Wherever the string "symbols" appears, copy the whole line.

_ _ _

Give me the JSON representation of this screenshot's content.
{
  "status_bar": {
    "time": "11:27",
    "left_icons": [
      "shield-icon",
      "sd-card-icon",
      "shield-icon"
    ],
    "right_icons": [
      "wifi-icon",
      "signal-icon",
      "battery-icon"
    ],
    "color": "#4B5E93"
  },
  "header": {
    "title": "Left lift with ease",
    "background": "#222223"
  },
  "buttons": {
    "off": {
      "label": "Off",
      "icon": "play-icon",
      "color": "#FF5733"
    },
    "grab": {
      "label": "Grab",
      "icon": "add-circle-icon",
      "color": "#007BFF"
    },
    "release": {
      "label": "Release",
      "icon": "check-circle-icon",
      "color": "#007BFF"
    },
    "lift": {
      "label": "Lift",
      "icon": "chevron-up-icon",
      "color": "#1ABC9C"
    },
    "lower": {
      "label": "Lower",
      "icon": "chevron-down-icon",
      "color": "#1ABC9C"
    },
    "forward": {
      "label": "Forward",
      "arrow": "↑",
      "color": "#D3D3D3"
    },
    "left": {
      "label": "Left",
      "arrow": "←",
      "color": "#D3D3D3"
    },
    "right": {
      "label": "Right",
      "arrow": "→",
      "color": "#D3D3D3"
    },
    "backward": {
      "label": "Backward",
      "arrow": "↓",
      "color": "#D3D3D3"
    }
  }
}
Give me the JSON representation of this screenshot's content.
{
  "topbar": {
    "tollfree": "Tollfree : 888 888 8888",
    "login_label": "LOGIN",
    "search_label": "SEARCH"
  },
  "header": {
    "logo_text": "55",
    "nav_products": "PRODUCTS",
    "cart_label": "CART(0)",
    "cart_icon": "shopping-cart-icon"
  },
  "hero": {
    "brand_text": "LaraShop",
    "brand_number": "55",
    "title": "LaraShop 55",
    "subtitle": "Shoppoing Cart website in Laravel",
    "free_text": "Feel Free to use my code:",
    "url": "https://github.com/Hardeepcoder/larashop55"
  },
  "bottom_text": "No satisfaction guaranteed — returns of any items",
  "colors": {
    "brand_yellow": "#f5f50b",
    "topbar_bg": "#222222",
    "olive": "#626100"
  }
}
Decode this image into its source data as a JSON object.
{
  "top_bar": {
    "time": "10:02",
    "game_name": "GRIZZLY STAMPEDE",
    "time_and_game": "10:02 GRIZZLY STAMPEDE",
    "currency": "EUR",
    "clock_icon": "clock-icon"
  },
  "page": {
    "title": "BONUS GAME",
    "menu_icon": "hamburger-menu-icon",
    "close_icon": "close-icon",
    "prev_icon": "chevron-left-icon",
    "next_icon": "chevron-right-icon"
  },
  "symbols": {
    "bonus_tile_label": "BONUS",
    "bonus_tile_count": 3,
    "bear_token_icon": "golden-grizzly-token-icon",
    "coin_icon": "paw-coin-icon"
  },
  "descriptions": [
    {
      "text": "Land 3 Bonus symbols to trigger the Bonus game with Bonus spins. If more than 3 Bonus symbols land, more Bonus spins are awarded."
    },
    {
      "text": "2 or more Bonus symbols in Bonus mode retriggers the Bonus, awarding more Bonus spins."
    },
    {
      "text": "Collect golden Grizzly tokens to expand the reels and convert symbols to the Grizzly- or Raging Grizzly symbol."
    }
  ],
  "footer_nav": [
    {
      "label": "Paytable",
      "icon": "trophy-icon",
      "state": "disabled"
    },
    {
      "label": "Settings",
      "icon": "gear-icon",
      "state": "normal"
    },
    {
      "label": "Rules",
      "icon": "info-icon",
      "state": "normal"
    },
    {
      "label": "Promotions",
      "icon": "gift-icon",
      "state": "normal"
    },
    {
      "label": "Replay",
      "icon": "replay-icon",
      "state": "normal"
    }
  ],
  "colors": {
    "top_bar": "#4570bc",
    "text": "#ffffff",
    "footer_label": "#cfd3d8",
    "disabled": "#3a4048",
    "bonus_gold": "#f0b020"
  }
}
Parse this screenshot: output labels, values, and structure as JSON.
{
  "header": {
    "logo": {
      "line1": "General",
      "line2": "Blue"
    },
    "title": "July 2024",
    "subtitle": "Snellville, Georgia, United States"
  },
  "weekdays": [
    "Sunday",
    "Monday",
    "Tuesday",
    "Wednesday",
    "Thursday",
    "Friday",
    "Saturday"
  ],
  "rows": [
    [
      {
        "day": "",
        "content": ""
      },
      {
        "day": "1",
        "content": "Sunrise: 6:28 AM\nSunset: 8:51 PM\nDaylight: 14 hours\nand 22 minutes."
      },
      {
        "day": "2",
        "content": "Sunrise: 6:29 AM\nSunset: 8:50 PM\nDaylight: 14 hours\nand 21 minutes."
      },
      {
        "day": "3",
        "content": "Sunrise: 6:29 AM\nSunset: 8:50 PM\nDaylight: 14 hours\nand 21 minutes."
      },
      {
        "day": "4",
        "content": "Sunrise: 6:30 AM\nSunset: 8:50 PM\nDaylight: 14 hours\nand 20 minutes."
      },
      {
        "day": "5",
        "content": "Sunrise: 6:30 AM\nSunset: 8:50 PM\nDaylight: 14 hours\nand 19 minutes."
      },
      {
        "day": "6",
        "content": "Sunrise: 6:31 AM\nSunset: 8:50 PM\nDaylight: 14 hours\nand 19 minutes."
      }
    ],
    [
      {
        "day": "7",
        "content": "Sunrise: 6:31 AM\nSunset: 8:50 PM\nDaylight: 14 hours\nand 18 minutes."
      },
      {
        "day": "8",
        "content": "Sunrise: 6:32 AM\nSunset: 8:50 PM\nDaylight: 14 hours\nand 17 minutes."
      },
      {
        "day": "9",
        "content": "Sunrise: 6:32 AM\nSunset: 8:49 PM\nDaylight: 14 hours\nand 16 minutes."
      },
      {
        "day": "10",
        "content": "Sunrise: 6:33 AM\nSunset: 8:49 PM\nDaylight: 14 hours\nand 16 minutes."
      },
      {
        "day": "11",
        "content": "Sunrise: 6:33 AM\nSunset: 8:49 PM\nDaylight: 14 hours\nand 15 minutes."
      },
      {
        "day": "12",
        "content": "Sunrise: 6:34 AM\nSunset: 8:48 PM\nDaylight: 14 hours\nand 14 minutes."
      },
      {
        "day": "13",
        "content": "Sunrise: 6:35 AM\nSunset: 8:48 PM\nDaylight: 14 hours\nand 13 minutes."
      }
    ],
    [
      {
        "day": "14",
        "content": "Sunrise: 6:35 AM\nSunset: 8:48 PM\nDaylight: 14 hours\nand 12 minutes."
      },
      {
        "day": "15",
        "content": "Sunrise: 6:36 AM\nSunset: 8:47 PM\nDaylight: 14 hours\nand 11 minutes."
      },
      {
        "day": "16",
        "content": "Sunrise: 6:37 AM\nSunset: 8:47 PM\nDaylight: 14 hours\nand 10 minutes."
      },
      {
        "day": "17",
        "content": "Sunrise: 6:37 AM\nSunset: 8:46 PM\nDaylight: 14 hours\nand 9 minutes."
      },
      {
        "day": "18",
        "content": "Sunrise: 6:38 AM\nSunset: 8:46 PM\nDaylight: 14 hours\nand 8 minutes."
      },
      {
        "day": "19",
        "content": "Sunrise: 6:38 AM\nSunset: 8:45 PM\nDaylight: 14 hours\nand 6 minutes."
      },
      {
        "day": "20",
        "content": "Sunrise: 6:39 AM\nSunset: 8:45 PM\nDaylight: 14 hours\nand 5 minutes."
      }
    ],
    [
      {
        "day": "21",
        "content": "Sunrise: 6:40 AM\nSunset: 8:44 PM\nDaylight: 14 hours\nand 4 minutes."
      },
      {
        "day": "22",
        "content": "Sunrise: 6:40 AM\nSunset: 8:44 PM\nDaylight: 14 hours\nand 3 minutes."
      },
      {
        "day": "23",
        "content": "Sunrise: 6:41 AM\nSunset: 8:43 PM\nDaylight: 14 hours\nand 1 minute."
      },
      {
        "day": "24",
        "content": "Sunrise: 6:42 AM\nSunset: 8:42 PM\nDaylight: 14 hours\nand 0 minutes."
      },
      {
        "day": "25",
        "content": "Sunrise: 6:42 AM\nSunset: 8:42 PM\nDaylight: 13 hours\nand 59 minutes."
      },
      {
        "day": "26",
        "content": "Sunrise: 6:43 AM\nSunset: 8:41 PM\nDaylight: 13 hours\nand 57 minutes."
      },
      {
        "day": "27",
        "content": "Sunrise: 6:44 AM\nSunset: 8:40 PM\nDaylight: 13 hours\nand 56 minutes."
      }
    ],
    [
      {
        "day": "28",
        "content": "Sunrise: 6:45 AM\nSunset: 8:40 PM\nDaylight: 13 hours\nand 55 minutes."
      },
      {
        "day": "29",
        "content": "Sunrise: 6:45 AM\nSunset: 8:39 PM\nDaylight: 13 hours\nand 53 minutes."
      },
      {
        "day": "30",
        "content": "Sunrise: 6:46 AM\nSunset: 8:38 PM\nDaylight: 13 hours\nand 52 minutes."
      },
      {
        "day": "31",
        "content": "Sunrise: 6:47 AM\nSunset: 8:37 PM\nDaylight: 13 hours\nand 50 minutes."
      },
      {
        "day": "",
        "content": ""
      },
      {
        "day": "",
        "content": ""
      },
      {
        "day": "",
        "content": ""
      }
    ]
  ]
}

_ _ _

### Written solution
  "symbols": {
      "text": "Land 3 Bonus symbols to trigger the Bonus game with Bonus spins. If more than 3 Bonus symbols land, more Bonus spins are awarded."
      "text": "2 or more Bonus symbols in Bonus mode retriggers the Bonus, awarding more Bonus spins."
      "text": "Collect golden Grizzly tokens to expand the reels and convert symbols to the Grizzly- or Raging Grizzly symbol."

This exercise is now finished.